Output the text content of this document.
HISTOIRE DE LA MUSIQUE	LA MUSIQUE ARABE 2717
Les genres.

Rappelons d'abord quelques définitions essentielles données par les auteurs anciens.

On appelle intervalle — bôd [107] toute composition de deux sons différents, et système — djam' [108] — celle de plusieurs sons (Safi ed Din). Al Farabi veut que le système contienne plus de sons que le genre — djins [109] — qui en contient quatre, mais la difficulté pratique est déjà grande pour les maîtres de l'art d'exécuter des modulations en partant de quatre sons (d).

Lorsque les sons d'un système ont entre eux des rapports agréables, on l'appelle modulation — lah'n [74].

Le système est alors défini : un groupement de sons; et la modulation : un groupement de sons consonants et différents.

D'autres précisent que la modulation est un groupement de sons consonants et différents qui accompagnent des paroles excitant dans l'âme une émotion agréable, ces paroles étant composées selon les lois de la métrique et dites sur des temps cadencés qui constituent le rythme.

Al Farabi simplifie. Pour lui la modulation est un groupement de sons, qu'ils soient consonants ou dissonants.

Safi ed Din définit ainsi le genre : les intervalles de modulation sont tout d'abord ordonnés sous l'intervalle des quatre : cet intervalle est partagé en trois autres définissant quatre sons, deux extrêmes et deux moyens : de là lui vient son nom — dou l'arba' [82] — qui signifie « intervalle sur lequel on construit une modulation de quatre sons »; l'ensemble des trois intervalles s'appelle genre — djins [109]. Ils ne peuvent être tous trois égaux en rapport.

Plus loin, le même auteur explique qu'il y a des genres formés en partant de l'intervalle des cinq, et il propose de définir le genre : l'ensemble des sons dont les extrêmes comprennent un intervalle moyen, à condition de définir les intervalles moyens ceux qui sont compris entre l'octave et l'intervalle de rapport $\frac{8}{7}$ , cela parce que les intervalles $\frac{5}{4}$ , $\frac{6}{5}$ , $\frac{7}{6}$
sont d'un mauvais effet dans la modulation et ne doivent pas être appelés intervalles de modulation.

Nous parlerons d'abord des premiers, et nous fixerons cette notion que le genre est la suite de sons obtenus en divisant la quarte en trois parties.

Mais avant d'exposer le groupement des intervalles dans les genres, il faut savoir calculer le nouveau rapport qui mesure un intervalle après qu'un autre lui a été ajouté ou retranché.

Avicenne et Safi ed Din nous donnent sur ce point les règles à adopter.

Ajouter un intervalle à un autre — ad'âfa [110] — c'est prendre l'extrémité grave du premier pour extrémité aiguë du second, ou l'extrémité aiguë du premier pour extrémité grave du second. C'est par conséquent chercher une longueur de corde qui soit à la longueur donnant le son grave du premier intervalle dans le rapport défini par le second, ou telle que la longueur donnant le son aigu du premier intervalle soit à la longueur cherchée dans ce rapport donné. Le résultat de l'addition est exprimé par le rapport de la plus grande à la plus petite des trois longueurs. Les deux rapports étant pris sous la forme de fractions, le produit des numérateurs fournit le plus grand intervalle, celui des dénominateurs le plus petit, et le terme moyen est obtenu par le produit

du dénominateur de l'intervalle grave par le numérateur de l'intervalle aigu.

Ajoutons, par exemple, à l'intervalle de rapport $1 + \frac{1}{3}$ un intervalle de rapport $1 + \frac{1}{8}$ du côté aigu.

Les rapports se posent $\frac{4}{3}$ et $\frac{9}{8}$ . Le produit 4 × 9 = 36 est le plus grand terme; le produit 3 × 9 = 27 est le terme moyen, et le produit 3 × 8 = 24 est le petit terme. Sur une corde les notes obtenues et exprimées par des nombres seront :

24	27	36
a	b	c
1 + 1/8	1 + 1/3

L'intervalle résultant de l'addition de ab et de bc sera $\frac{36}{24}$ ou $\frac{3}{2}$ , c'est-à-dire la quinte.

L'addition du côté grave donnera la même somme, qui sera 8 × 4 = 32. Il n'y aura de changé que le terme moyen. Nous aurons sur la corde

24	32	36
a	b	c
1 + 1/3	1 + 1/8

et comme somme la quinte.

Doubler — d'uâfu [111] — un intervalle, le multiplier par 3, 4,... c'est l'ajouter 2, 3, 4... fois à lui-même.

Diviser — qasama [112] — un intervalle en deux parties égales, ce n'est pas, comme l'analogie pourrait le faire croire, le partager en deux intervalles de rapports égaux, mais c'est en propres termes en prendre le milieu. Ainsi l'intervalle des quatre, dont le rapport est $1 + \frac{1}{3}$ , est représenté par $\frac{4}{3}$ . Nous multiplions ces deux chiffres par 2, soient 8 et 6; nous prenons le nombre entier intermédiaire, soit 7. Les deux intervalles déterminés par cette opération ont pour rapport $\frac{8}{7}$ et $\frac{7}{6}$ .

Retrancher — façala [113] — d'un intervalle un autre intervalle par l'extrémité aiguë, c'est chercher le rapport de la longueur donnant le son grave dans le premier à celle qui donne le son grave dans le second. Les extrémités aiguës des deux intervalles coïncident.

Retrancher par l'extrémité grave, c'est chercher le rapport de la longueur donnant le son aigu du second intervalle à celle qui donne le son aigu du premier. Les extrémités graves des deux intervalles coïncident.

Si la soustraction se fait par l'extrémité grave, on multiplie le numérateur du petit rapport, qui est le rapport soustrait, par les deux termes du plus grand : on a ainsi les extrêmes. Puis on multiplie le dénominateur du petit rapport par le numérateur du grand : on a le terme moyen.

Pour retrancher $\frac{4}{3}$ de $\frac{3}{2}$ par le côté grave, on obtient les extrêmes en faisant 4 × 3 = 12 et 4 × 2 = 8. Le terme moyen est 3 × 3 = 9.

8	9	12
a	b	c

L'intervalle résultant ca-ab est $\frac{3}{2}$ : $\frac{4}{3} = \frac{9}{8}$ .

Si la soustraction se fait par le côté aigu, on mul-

» **Requirements**
Output all preceding records character for character.

» **Response for this exercise**
Output the text content of this document.
HISTOIRE DE LA MUSIQUE	LA MUSIQUE ARABE 2717
Les genres.

Rappelons d'abord quelques définitions essentielles données par les auteurs anciens.

On appelle intervalle — bôd [107] toute composition de deux sons différents, et système — djam' [108] — celle de plusieurs sons (Safi ed Din). Al Farabi veut que le système contienne plus de sons que le genre — djins [109] — qui en contient quatre, mais la difficulté pratique est déjà grande pour les maîtres de l'art d'exécuter des modulations en partant de quatre sons (d).

Lorsque les sons d'un système ont entre eux des rapports agréables, on l'appelle modulation — lah'n [74].

Le système est alors défini : un groupement de sons; et la modulation : un groupement de sons consonants et différents.

D'autres précisent que la modulation est un groupement de sons consonants et différents qui accompagnent des paroles excitant dans l'âme une émotion agréable, ces paroles étant composées selon les lois de la métrique et dites sur des temps cadencés qui constituent le rythme.

Al Farabi simplifie. Pour lui la modulation est un groupement de sons, qu'ils soient consonants ou dissonants.

Safi ed Din définit ainsi le genre : les intervalles de modulation sont tout d'abord ordonnés sous l'intervalle des quatre : cet intervalle est partagé en trois autres définissant quatre sons, deux extrêmes et deux moyens : de là lui vient son nom — dou l'arba' [82] — qui signifie « intervalle sur lequel on construit une modulation de quatre sons »; l'ensemble des trois intervalles s'appelle genre — djins [109]. Ils ne peuvent être tous trois égaux en rapport.

Plus loin, le même auteur explique qu'il y a des genres formés en partant de l'intervalle des cinq, et il propose de définir le genre : l'ensemble des sons dont les extrêmes comprennent un intervalle moyen, à condition de définir les intervalles moyens ceux qui sont compris entre l'octave et l'intervalle de rapport $\frac{8}{7}$ , cela parce que les intervalles $\frac{5}{4}$ , $\frac{6}{5}$ , $\frac{7}{6}$
sont d'un mauvais effet dans la modulation et ne doivent pas être appelés intervalles de modulation.

Nous parlerons d'abord des premiers, et nous fixerons cette notion que le genre est la suite de sons obtenus en divisant la quarte en trois parties.

Mais avant d'exposer le groupement des intervalles dans les genres, il faut savoir calculer le nouveau rapport qui mesure un intervalle après qu'un autre lui a été ajouté ou retranché.

Avicenne et Safi ed Din nous donnent sur ce point les règles à adopter.

Ajouter un intervalle à un autre — ad'âfa [110] — c'est prendre l'extrémité grave du premier pour extrémité aiguë du second, ou l'extrémité aiguë du premier pour extrémité grave du second. C'est par conséquent chercher une longueur de corde qui soit à la longueur donnant le son grave du premier intervalle dans le rapport défini par le second, ou telle que la longueur donnant le son aigu du premier intervalle soit à la longueur cherchée dans ce rapport donné. Le résultat de l'addition est exprimé par le rapport de la plus grande à la plus petite des trois longueurs. Les deux rapports étant pris sous la forme de fractions, le produit des numérateurs fournit le plus grand intervalle, celui des dénominateurs le plus petit, et le terme moyen est obtenu par le produit

du dénominateur de l'intervalle grave par le numérateur de l'intervalle aigu.

Ajoutons, par exemple, à l'intervalle de rapport $1 + \frac{1}{3}$ un intervalle de rapport $1 + \frac{1}{8}$ du côté aigu.

Les rapports se posent $\frac{4}{3}$ et $\frac{9}{8}$ . Le produit 4 × 9 = 36 est le plus grand terme; le produit 3 × 9 = 27 est le terme moyen, et le produit 3 × 8 = 24 est le petit terme. Sur une corde les notes obtenues et exprimées par des nombres seront :

24	27	36
a	b	c
1 + 1/8	1 + 1/3

L'intervalle résultant de l'addition de ab et de bc sera $\frac{36}{24}$ ou $\frac{3}{2}$ , c'est-à-dire la quinte.

L'addition du côté grave donnera la même somme, qui sera 8 × 4 = 32. Il n'y aura de changé que le terme moyen. Nous aurons sur la corde

24	32	36
a	b	c
1 + 1/3	1 + 1/8

et comme somme la quinte.

Doubler — d'uâfu [111] — un intervalle, le multiplier par 3, 4,... c'est l'ajouter 2, 3, 4... fois à lui-même.

Diviser — qasama [112] — un intervalle en deux parties égales, ce n'est pas, comme l'analogie pourrait le faire croire, le partager en deux intervalles de rapports égaux, mais c'est en propres termes en prendre le milieu. Ainsi l'intervalle des quatre, dont le rapport est $1 + \frac{1}{3}$ , est représenté par $\frac{4}{3}$ . Nous multiplions ces deux chiffres par 2, soient 8 et 6; nous prenons le nombre entier intermédiaire, soit 7. Les deux intervalles déterminés par cette opération ont pour rapport $\frac{8}{7}$ et $\frac{7}{6}$ .

Retrancher — façala [113] — d'un intervalle un autre intervalle par l'extrémité aiguë, c'est chercher le rapport de la longueur donnant le son grave dans le premier à celle qui donne le son grave dans le second. Les extrémités aiguës des deux intervalles coïncident.

Retrancher par l'extrémité grave, c'est chercher le rapport de la longueur donnant le son aigu du second intervalle à celle qui donne le son aigu du premier. Les extrémités graves des deux intervalles coïncident.

Si la soustraction se fait par l'extrémité grave, on multiplie le numérateur du petit rapport, qui est le rapport soustrait, par les deux termes du plus grand : on a ainsi les extrêmes. Puis on multiplie le dénominateur du petit rapport par le numérateur du grand : on a le terme moyen.

Pour retrancher $\frac{4}{3}$ de $\frac{3}{2}$ par le côté grave, on obtient les extrêmes en faisant 4 × 3 = 12 et 4 × 2 = 8. Le terme moyen est 3 × 3 = 9.

8	9	12
a	b	c

L'intervalle résultant ca-ab est $\frac{3}{2}$ : $\frac{4}{3} = \frac{9}{8}$ .

Si la soustraction se fait par le côté aigu, on mul-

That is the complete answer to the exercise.